■ Written problem
Lines containing the string "слова" are to be collected in full.

start Recorded information

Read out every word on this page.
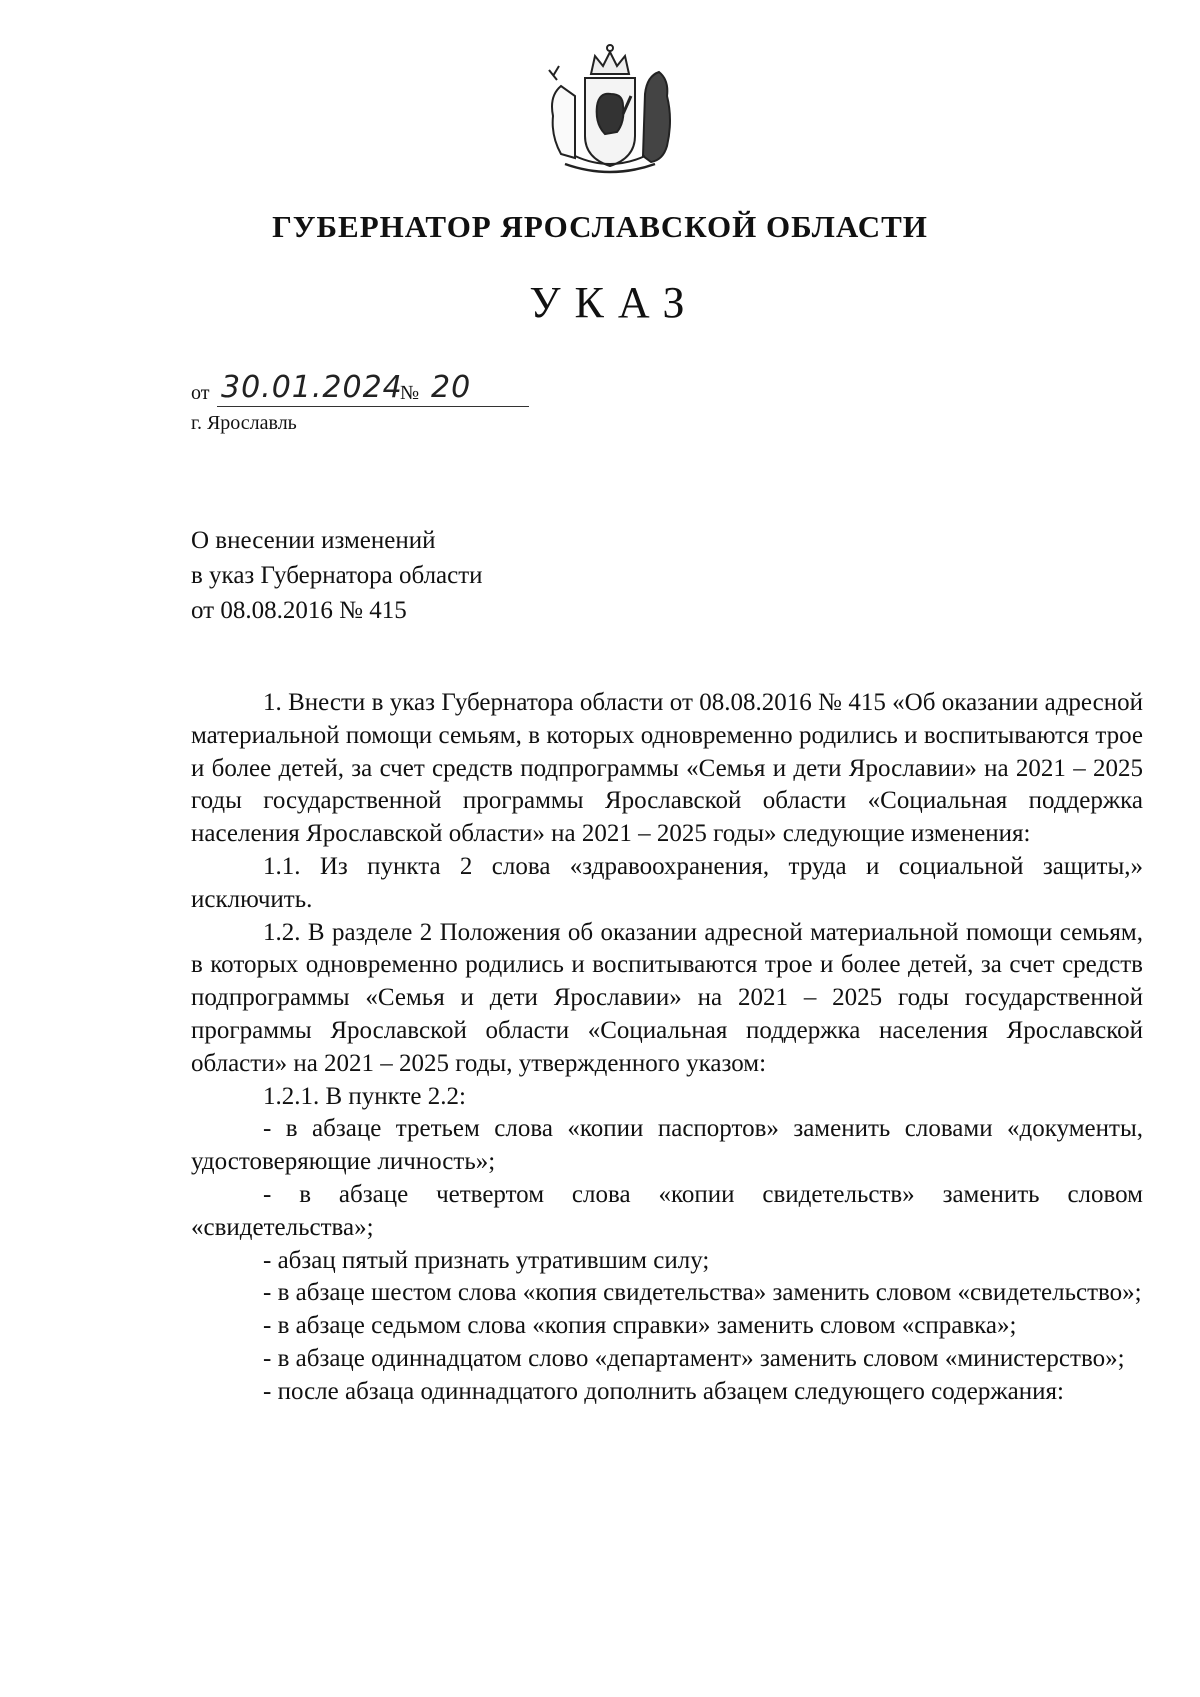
ГУБЕРНАТОР ЯРОСЛАВСКОЙ ОБЛАСТИ
УКАЗ
от 30.01.2024
№ 20
г. Ярославль
О внесении изменений
в указ Губернатора области
от 08.08.2016 № 415

1. Внести в указ Губернатора области от 08.08.2016 № 415 «Об оказании адресной материальной помощи семьям, в которых одновременно родились и воспитываются трое и более детей, за счет средств подпрограммы «Семья и дети Ярославии» на 2021 – 2025 годы государственной программы Ярославской области «Социальная поддержка населения Ярославской области» на 2021 – 2025 годы» следующие изменения:

1.1. Из пункта 2 слова «здравоохранения, труда и социальной защиты,» исключить.

1.2. В разделе 2 Положения об оказании адресной материальной помощи семьям, в которых одновременно родились и воспитываются трое и более детей, за счет средств подпрограммы «Семья и дети Ярославии» на 2021 – 2025 годы государственной программы Ярославской области «Социальная поддержка населения Ярославской области» на 2021 – 2025 годы, утвержденного указом:

1.2.1. В пункте 2.2:

- в абзаце третьем слова «копии паспортов» заменить словами «документы, удостоверяющие личность»;

- в абзаце четвертом слова «копии свидетельств» заменить словом «свидетельства»;

- абзац пятый признать утратившим силу;

- в абзаце шестом слова «копия свидетельства» заменить словом «свидетельство»;

- в абзаце седьмом слова «копия справки» заменить словом «справка»;

- в абзаце одиннадцатом слово «департамент» заменить словом «министерство»;

- после абзаца одиннадцатого дополнить абзацем следующего содержания:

end Recorded information

■ Solution to the exercise
1.1. Из пункта 2 слова «здравоохранения, труда и социальной защиты,» исключить.
- в абзаце третьем слова «копии паспортов» заменить словами «документы, удостоверяющие личность»;
- в абзаце четвертом слова «копии свидетельств» заменить словом «свидетельства»;
- в абзаце шестом слова «копия свидетельства» заменить словом «свидетельство»;
- в абзаце седьмом слова «копия справки» заменить словом «справка»;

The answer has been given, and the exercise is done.